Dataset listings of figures
>>>
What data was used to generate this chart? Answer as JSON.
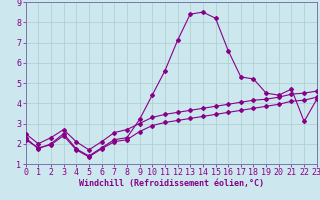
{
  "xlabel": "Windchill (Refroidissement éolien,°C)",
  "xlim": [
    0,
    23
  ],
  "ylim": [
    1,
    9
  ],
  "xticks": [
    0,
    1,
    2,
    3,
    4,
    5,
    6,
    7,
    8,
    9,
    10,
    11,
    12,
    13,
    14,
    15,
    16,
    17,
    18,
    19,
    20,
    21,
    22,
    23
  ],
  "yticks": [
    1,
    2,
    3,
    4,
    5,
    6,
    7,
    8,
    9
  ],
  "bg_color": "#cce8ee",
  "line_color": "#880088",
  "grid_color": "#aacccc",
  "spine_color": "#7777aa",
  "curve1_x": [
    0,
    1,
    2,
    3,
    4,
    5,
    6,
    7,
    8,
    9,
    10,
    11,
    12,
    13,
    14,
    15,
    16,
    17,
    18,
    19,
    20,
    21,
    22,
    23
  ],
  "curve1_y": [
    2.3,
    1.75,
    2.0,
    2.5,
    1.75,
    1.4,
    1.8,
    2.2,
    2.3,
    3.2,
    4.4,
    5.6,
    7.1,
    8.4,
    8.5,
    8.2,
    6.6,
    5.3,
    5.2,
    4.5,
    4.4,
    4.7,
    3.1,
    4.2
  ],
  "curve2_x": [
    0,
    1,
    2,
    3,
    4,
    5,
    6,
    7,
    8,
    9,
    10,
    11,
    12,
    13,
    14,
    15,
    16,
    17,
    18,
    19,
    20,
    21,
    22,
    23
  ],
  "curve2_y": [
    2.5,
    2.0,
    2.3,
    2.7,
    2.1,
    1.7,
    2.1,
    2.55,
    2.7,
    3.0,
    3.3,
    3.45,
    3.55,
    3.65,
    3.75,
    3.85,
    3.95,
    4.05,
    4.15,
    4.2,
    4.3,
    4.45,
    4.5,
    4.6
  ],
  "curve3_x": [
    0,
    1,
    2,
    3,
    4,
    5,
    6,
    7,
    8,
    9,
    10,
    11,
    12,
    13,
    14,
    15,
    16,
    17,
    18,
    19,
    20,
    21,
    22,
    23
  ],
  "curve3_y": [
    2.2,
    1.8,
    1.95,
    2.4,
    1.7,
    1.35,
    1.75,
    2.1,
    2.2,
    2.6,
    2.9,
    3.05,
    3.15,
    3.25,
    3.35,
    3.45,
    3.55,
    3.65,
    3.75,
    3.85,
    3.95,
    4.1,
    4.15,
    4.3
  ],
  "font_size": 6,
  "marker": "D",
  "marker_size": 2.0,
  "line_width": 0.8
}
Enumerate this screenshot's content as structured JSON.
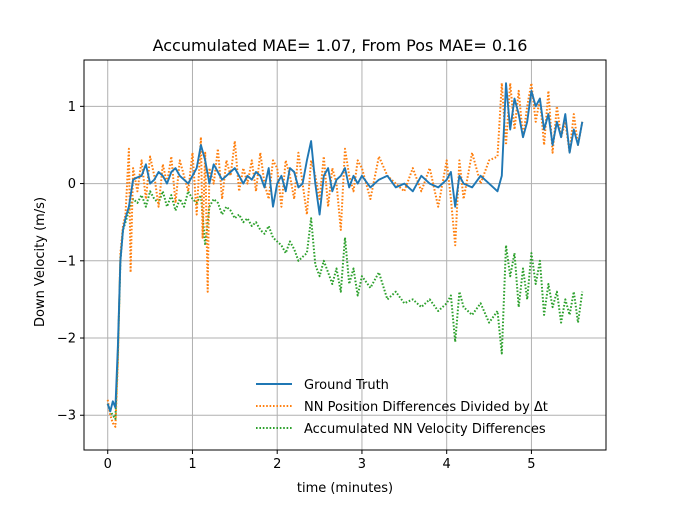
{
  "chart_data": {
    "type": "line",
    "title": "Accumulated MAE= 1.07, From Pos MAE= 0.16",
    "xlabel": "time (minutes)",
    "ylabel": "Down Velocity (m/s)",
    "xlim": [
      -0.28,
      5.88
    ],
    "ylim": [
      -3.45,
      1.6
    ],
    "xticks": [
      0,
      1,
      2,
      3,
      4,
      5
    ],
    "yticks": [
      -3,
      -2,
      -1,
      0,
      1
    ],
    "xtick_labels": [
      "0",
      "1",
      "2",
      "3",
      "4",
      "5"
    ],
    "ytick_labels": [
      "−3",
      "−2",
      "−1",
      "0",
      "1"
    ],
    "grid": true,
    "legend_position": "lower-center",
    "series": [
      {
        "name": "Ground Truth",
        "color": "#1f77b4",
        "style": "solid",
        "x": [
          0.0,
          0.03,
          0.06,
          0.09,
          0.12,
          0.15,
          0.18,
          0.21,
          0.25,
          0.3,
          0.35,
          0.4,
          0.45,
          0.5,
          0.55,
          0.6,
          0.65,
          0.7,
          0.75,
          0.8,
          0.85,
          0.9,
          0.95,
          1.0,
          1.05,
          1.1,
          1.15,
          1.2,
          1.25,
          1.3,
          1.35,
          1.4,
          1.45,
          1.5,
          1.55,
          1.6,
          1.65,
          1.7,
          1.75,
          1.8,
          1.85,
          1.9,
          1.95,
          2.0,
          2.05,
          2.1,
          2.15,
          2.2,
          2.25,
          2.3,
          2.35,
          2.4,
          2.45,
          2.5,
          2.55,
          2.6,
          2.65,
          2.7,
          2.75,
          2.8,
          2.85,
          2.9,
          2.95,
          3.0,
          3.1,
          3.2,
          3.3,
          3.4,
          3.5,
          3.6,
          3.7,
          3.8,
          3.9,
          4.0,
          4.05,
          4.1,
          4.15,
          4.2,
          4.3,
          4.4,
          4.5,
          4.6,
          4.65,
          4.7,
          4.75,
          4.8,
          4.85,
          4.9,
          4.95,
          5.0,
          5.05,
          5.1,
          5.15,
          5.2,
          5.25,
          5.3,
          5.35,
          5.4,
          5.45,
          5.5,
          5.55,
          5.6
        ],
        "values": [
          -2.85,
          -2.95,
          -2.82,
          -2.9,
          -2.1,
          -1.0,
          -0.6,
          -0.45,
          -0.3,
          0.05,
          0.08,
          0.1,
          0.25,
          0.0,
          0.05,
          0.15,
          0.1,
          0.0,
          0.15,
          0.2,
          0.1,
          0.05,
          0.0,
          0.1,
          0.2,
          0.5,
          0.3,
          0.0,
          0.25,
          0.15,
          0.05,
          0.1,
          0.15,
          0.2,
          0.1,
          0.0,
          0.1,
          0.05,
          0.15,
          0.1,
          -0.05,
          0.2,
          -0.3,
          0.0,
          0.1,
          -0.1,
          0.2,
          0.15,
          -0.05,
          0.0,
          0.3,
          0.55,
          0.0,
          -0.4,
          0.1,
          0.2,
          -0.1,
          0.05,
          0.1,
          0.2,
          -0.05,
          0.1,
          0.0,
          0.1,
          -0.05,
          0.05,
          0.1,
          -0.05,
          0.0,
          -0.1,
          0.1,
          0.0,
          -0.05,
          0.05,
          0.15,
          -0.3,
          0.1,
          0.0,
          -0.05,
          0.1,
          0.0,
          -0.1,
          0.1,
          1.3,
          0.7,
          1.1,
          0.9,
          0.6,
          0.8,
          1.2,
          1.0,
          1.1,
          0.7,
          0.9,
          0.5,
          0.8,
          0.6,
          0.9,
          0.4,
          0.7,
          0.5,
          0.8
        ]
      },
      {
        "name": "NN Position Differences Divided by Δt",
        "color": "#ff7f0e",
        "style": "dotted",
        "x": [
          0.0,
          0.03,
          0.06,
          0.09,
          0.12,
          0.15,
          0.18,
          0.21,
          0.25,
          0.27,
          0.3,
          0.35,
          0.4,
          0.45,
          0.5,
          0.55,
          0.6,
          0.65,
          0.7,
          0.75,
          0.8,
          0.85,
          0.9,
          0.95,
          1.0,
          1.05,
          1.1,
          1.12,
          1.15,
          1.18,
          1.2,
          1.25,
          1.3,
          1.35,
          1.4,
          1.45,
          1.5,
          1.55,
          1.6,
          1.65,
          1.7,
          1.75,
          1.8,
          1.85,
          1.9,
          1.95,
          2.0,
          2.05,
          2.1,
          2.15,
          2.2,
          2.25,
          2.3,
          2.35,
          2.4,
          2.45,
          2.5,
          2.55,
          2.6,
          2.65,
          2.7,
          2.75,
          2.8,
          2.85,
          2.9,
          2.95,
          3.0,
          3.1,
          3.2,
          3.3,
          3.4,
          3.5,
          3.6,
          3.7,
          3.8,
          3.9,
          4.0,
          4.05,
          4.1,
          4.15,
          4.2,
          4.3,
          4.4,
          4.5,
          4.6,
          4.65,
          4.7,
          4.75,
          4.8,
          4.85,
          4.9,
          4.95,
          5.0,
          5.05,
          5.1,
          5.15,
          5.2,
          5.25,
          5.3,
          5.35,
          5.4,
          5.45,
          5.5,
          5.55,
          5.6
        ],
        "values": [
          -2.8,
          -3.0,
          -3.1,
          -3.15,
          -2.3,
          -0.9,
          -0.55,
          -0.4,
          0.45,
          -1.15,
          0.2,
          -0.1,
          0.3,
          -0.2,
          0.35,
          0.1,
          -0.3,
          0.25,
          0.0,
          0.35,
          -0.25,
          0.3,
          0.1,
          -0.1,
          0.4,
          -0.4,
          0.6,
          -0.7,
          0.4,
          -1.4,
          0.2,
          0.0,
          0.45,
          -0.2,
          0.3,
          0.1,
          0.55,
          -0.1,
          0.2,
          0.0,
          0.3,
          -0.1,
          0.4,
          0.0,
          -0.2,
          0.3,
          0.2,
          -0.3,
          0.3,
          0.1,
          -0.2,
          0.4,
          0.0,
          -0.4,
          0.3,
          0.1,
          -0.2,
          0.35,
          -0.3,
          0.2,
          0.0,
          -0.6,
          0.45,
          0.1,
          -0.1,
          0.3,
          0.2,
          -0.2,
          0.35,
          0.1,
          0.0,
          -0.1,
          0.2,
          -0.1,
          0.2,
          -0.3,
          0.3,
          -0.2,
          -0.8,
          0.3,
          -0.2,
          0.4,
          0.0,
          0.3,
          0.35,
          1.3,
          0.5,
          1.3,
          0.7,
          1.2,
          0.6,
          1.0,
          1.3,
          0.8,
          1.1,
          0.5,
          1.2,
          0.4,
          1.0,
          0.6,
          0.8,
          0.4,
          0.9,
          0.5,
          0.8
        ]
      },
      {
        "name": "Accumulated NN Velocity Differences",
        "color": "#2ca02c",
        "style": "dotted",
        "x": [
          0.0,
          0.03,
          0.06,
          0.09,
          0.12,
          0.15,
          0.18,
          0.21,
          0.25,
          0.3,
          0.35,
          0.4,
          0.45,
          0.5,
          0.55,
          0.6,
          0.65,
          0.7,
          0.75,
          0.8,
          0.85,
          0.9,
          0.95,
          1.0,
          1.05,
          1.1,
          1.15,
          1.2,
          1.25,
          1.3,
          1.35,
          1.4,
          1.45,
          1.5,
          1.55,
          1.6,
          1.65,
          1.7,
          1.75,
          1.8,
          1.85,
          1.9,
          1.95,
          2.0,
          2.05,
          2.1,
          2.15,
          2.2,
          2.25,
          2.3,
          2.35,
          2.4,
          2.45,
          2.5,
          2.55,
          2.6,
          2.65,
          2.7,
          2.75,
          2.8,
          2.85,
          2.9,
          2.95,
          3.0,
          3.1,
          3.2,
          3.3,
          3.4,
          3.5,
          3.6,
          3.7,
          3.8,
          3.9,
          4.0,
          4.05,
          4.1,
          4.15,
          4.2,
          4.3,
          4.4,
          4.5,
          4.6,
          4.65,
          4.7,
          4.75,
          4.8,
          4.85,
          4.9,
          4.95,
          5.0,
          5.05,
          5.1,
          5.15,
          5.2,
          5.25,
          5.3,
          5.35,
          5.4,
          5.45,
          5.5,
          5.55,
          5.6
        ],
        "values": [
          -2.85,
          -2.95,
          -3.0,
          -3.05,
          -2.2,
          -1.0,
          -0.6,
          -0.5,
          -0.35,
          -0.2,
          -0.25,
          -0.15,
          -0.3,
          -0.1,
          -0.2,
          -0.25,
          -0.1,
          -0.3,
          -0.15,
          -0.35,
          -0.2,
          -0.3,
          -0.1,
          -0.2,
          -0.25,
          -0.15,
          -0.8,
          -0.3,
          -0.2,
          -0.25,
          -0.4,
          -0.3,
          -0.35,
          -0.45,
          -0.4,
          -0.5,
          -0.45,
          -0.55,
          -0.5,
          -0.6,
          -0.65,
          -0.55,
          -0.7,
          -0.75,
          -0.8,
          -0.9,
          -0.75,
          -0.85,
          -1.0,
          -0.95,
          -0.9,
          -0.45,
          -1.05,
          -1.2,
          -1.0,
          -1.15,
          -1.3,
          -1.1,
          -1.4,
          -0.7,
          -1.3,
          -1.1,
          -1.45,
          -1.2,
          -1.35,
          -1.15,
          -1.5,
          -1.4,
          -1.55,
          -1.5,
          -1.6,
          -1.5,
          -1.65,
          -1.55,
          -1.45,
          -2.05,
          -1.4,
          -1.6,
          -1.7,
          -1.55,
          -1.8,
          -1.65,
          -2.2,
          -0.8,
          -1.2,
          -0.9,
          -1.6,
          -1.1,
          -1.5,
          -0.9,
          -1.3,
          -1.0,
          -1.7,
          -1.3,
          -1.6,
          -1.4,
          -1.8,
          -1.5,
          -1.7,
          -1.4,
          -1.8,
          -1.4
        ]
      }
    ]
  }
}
<<<
>>>
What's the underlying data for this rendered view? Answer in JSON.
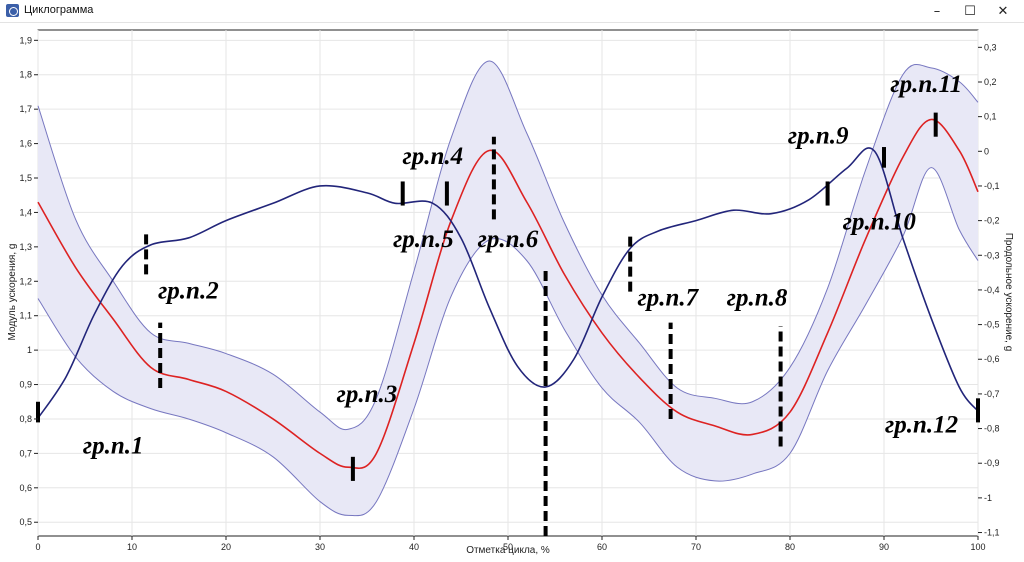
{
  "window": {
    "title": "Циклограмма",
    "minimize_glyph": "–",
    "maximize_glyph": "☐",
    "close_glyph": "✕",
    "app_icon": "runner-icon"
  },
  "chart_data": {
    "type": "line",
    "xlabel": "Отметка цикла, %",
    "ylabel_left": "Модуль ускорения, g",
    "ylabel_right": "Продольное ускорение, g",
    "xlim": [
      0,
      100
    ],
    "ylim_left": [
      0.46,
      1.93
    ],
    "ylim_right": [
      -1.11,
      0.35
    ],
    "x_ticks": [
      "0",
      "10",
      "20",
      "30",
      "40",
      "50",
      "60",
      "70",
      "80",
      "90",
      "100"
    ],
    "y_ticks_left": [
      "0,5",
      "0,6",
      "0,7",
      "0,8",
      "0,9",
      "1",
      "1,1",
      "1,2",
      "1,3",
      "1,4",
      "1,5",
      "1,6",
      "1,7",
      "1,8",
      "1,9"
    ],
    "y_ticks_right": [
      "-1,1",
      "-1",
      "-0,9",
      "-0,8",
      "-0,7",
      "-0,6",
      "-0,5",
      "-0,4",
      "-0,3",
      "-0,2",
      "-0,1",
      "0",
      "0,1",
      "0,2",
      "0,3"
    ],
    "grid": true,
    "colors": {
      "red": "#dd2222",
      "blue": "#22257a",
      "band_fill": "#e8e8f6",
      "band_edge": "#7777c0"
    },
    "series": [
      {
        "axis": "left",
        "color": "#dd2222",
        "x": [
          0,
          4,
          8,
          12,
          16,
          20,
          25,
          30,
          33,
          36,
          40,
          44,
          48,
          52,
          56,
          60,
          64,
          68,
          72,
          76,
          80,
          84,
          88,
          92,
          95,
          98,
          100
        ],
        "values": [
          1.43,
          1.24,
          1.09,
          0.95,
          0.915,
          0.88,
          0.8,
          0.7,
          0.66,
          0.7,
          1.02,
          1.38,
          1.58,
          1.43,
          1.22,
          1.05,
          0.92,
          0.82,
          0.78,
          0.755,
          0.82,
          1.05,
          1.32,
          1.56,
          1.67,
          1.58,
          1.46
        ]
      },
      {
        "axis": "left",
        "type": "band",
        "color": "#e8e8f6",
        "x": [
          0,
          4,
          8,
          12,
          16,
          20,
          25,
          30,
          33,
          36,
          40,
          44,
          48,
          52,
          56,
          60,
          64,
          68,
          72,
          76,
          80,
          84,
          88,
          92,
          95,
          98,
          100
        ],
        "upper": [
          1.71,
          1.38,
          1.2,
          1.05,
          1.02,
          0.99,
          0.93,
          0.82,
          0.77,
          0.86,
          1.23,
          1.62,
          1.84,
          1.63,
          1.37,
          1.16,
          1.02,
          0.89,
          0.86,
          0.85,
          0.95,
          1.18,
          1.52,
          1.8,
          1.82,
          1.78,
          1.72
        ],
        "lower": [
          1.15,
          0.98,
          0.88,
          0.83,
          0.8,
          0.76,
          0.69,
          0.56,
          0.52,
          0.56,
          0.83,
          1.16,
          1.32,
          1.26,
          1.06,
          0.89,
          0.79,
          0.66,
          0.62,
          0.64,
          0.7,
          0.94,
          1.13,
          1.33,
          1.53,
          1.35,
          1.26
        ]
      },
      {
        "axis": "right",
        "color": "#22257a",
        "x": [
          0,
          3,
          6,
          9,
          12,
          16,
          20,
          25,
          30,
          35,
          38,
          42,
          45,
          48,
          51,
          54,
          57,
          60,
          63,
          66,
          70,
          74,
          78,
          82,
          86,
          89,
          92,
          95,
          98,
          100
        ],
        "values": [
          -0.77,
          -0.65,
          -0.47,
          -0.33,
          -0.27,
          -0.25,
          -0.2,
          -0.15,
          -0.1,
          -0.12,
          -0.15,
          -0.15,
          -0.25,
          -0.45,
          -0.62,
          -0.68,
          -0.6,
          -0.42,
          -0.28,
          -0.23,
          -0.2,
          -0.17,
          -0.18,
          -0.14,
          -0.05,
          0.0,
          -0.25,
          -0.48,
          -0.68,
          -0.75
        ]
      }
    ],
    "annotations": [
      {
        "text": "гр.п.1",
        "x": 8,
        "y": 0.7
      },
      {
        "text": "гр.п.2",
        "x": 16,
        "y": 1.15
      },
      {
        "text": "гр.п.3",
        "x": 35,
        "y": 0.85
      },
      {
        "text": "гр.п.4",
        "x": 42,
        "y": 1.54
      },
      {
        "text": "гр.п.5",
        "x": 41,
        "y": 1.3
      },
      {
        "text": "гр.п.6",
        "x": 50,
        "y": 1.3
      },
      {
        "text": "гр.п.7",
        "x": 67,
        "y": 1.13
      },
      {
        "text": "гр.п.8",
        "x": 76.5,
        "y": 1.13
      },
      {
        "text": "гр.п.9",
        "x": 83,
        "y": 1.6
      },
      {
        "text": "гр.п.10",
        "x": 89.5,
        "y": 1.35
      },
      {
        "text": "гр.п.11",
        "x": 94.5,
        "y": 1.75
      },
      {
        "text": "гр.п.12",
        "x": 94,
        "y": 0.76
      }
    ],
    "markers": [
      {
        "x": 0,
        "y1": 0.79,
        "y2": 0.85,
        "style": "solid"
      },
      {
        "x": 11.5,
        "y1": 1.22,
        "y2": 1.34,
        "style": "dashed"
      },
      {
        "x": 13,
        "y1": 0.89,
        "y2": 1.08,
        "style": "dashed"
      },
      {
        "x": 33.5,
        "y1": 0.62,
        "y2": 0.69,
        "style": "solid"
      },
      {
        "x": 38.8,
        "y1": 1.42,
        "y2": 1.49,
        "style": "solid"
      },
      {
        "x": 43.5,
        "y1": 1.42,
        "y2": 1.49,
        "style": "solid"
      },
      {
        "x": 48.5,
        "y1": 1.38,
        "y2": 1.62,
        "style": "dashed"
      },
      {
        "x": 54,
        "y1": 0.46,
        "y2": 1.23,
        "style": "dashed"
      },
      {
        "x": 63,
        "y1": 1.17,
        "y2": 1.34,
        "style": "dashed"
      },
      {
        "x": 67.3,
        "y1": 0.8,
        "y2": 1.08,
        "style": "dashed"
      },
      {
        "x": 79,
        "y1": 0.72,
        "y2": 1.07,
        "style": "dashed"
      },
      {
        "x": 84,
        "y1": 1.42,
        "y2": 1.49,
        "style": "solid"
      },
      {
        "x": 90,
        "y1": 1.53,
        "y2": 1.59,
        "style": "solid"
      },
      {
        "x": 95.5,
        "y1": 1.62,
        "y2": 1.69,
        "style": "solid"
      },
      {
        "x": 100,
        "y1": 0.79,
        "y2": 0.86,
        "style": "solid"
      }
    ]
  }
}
<<<
> **TASK DESCRIPTION**
What is the number of lines in the records that contain the string "Accumulated"? Give only that number.

> **EXERCISE OUTPUT**
2